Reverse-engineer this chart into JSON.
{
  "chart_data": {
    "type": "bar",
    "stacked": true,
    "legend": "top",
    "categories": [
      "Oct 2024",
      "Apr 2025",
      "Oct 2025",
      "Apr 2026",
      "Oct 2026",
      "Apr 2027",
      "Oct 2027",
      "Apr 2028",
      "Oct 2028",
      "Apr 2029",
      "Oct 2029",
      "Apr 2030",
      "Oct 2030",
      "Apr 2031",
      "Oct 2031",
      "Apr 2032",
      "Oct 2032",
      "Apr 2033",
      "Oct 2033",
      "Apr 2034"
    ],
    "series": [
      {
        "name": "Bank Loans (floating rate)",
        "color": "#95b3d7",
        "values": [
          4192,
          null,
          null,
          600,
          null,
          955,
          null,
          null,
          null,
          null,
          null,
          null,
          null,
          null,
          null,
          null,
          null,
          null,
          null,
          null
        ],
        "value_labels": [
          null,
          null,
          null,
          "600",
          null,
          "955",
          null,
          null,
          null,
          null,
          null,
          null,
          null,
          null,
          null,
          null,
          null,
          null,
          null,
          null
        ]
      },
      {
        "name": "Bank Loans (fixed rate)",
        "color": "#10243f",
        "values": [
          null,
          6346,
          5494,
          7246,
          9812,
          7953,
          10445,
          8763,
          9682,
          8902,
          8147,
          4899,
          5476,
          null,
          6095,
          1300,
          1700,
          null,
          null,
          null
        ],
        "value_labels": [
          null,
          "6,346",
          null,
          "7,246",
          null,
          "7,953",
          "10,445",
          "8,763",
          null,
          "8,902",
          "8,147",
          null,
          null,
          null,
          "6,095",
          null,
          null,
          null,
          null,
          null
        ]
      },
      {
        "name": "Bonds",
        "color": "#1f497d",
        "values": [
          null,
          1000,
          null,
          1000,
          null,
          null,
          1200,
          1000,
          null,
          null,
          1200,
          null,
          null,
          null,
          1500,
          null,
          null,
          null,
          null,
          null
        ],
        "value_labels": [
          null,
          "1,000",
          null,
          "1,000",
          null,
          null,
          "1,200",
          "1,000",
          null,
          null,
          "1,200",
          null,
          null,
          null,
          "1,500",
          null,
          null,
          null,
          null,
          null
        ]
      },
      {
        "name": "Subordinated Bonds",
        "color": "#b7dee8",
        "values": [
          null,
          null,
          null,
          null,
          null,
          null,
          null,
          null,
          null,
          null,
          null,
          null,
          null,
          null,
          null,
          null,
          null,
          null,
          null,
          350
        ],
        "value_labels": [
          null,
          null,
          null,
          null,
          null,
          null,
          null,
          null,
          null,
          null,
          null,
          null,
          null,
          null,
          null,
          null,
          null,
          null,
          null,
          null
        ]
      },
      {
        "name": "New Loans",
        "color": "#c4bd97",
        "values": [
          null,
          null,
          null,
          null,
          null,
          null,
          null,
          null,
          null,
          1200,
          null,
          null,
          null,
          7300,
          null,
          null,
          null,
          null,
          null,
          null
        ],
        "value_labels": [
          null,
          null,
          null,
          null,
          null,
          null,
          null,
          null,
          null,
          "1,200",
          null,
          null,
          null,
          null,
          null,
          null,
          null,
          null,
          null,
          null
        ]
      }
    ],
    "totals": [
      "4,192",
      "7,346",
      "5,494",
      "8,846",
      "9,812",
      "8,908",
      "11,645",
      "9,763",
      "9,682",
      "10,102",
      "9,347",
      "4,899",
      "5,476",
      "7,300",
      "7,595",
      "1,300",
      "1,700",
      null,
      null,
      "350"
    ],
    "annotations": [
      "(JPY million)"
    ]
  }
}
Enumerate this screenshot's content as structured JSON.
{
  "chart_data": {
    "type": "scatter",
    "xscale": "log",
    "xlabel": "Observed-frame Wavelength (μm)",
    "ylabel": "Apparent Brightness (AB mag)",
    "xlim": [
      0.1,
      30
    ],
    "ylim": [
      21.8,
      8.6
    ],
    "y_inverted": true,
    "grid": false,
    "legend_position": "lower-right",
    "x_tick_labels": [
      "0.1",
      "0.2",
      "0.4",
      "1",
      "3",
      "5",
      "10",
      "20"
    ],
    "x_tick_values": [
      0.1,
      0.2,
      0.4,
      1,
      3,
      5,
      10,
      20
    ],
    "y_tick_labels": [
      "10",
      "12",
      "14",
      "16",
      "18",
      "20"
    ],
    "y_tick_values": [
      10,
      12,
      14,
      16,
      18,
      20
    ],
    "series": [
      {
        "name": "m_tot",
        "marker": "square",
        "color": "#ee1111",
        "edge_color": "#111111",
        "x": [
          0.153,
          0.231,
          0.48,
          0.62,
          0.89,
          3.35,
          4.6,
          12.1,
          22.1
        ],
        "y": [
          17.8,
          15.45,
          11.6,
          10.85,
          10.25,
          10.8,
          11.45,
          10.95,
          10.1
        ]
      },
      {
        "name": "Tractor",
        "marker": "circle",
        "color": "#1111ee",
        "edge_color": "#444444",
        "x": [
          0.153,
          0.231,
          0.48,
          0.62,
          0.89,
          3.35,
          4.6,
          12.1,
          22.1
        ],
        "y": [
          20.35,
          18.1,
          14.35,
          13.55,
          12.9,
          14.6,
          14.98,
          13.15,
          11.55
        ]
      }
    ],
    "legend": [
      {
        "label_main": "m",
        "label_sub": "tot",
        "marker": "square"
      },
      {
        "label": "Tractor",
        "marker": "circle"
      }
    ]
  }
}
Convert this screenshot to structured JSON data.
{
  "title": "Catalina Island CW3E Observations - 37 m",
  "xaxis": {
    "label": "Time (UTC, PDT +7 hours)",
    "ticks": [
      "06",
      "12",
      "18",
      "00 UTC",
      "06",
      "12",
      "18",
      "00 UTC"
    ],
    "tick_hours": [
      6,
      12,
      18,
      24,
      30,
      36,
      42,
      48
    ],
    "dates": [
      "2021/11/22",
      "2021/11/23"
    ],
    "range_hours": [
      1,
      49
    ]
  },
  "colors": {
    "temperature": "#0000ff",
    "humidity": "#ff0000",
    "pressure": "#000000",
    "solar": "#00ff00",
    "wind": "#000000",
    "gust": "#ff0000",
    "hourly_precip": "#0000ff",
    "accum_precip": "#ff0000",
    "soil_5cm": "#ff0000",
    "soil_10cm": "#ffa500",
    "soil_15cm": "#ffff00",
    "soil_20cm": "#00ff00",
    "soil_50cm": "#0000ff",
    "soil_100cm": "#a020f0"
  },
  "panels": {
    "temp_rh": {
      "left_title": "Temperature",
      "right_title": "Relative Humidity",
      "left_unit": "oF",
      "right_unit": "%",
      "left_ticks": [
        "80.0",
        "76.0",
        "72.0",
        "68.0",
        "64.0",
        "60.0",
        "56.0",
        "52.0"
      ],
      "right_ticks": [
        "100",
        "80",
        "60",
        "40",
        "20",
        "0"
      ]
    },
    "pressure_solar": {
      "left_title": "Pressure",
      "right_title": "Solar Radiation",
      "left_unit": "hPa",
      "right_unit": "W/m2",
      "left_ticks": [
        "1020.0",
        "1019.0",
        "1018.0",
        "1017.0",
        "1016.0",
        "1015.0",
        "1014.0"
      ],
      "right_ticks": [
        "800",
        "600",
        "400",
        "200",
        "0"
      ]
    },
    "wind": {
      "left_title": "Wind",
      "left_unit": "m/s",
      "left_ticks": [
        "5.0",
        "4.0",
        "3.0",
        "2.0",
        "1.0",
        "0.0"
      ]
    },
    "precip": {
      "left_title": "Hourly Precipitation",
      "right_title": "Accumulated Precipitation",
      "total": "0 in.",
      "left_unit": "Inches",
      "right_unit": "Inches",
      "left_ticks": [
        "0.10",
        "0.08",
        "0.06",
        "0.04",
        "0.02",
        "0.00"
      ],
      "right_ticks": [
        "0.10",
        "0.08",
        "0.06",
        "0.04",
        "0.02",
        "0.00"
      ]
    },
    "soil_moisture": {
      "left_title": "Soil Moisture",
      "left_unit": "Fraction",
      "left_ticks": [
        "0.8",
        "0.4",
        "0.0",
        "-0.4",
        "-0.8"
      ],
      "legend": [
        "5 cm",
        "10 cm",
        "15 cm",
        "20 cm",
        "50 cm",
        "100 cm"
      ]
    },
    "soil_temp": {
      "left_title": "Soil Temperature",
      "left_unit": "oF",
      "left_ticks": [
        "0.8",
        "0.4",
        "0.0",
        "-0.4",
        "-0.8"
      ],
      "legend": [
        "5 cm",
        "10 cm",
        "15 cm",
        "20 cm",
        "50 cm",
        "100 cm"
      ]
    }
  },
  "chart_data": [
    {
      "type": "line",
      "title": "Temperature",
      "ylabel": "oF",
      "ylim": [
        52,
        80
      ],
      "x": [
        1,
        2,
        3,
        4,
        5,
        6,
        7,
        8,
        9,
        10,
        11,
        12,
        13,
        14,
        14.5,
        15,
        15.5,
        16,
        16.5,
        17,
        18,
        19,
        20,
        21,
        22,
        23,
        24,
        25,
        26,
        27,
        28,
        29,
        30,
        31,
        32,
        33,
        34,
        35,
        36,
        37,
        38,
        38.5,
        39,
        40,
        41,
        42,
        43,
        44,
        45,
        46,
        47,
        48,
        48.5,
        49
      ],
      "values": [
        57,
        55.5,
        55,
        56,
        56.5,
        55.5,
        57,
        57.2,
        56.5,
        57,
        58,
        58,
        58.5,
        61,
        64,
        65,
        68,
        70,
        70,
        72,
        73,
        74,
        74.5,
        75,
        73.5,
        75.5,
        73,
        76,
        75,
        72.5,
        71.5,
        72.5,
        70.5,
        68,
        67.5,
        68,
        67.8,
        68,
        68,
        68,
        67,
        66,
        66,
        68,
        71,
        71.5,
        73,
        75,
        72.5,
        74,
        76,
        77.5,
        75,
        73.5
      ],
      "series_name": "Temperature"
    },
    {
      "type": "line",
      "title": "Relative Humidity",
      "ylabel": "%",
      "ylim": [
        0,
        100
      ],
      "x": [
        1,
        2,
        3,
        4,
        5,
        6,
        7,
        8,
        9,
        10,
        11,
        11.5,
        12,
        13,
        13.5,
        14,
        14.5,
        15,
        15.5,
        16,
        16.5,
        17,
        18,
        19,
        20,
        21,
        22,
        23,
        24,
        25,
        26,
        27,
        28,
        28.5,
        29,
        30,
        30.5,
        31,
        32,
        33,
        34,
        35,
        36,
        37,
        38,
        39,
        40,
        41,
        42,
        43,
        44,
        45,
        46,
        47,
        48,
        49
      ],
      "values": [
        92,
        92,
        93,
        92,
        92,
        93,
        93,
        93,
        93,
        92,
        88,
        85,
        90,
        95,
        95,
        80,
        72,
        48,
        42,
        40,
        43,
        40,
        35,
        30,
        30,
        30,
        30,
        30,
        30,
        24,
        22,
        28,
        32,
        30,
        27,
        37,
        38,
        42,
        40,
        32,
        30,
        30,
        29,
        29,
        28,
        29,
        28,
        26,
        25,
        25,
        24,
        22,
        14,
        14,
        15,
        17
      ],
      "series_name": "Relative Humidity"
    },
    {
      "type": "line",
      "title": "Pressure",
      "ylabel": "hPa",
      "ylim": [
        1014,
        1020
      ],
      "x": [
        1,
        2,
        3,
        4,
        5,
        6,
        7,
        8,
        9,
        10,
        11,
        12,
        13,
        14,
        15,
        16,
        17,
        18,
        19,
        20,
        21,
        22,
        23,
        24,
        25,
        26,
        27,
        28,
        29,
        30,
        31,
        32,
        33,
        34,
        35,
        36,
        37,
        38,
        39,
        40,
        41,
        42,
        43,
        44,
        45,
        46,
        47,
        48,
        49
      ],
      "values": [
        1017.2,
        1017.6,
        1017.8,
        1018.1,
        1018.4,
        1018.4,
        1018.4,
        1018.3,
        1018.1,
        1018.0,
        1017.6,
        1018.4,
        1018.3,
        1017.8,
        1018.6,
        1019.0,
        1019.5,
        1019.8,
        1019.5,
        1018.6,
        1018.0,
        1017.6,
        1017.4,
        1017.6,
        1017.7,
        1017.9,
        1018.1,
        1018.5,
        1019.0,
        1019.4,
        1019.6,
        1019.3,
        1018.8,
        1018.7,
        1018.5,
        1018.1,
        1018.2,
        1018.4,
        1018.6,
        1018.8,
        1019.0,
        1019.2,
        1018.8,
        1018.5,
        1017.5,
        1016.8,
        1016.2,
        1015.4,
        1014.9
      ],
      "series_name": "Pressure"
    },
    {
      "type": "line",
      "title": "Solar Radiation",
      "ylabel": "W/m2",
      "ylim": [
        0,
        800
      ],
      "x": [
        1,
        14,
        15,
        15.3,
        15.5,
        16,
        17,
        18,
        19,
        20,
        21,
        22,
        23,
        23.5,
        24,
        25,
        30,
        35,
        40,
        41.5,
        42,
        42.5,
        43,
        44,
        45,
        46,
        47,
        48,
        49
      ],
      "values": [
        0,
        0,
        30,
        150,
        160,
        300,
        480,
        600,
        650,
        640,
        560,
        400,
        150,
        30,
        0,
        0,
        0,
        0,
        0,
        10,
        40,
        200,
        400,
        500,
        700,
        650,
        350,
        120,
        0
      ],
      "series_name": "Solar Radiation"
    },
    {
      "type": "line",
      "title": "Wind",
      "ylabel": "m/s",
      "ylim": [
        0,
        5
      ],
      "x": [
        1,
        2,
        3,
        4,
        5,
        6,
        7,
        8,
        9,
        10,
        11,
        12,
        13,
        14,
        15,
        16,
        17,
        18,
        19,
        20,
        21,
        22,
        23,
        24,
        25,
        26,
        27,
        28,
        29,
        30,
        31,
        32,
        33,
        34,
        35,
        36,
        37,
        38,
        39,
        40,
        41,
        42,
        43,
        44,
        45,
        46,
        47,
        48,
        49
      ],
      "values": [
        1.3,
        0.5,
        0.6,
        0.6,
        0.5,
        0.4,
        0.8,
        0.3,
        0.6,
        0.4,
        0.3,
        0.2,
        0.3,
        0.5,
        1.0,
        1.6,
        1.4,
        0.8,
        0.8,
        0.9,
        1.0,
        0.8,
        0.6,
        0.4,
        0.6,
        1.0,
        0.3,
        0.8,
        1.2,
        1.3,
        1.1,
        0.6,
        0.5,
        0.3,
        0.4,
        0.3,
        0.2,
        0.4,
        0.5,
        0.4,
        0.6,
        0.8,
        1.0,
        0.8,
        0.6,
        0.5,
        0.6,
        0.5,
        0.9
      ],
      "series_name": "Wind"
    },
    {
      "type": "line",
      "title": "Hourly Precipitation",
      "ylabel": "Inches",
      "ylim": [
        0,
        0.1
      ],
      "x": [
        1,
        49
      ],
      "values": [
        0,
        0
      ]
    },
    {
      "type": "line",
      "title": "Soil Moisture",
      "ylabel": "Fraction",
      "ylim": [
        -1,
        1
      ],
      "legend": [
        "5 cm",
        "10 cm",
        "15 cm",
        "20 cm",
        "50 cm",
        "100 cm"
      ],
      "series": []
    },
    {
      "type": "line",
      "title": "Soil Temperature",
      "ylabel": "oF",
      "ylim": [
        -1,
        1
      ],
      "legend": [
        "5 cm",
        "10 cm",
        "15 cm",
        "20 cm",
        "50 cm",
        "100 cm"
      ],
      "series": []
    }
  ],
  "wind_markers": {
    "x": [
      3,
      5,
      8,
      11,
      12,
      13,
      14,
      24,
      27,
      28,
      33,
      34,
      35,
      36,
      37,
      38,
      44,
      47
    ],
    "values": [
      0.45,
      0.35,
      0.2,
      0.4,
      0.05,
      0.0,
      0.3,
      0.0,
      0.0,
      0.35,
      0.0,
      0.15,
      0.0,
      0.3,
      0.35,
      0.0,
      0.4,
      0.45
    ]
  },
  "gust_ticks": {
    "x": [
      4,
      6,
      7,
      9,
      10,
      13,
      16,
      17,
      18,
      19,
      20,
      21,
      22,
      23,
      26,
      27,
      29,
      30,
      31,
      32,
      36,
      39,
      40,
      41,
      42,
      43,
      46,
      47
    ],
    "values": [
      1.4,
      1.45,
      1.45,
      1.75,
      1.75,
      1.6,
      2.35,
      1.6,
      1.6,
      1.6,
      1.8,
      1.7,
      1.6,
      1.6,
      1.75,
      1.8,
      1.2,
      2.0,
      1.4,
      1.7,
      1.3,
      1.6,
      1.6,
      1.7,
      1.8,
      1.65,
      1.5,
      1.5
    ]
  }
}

§ §

• **Exercise goal**: Copy each line in the data that holds the word "ylabel".

• **Expected answer**:
    "ylabel": "Apparent Brightness (AB mag)",
      "ylabel": "oF",
      "ylabel": "%",
      "ylabel": "hPa",
      "ylabel": "W/m2",
      "ylabel": "m/s",
      "ylabel": "Inches",
      "ylabel": "Fraction",
      "ylabel": "oF",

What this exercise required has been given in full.